─── Data ───
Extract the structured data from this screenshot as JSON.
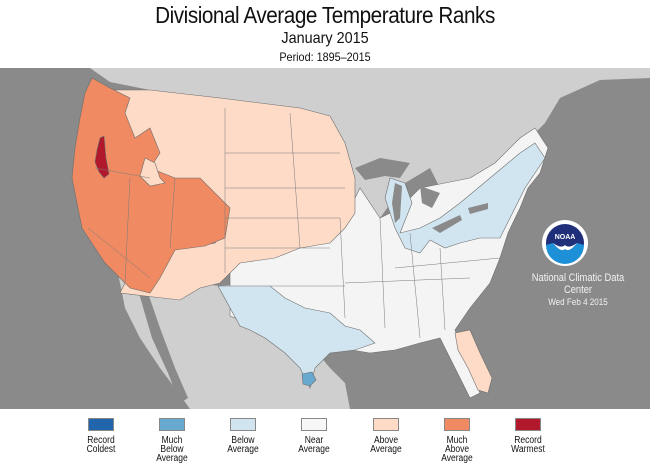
{
  "header": {
    "title": "Divisional Average Temperature Ranks",
    "subtitle": "January 2015",
    "period": "Period: 1895–2015"
  },
  "map": {
    "subject": "Climate divisions of the contiguous United States colored by January 2015 average temperature rank",
    "colors": {
      "ocean": "#8a8a8a",
      "foreign_land": "#cfcfcf",
      "border": "#6e6e6e"
    },
    "regions": [
      {
        "area": "Pacific Northwest, California, Nevada, Arizona, Utah, Idaho, western Colorado",
        "category": "Much Above Average"
      },
      {
        "area": "Central Oregon division",
        "category": "Record Warmest"
      },
      {
        "area": "Montana, Wyoming, Dakotas, Nebraska, Minnesota, New Mexico",
        "category": "Above Average"
      },
      {
        "area": "Florida peninsula",
        "category": "Above Average"
      },
      {
        "area": "Great Lakes, Ohio Valley, New York, Pennsylvania, New England",
        "category": "Below Average"
      },
      {
        "area": "Texas, Louisiana",
        "category": "Below Average"
      },
      {
        "area": "South Texas coast",
        "category": "Much Below Average"
      },
      {
        "area": "Central and southeastern states",
        "category": "Near Average"
      }
    ]
  },
  "credit": {
    "logo": "NOAA",
    "organization": "National Climatic Data Center",
    "date": "Wed Feb  4 2015"
  },
  "legend": [
    {
      "label": "Record Coldest",
      "lines": [
        "Record",
        "Coldest"
      ],
      "color": "#2166ac"
    },
    {
      "label": "Much Below Average",
      "lines": [
        "Much",
        "Below",
        "Average"
      ],
      "color": "#67a9cf"
    },
    {
      "label": "Below Average",
      "lines": [
        "Below",
        "Average"
      ],
      "color": "#d1e5f0"
    },
    {
      "label": "Near Average",
      "lines": [
        "Near",
        "Average"
      ],
      "color": "#f7f7f7"
    },
    {
      "label": "Above Average",
      "lines": [
        "Above",
        "Average"
      ],
      "color": "#fddbc7"
    },
    {
      "label": "Much Above Average",
      "lines": [
        "Much",
        "Above",
        "Average"
      ],
      "color": "#ef8a62"
    },
    {
      "label": "Record Warmest",
      "lines": [
        "Record",
        "Warmest"
      ],
      "color": "#b2182b"
    }
  ]
}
───
- **Task instructions**
Pick out each line in the material containing "Above".

- **Full response**
        "category": "Much Above Average"
        "category": "Above Average"
        "category": "Above Average"
      "label": "Above Average",
        "Above",
      "label": "Much Above Average",
        "Above",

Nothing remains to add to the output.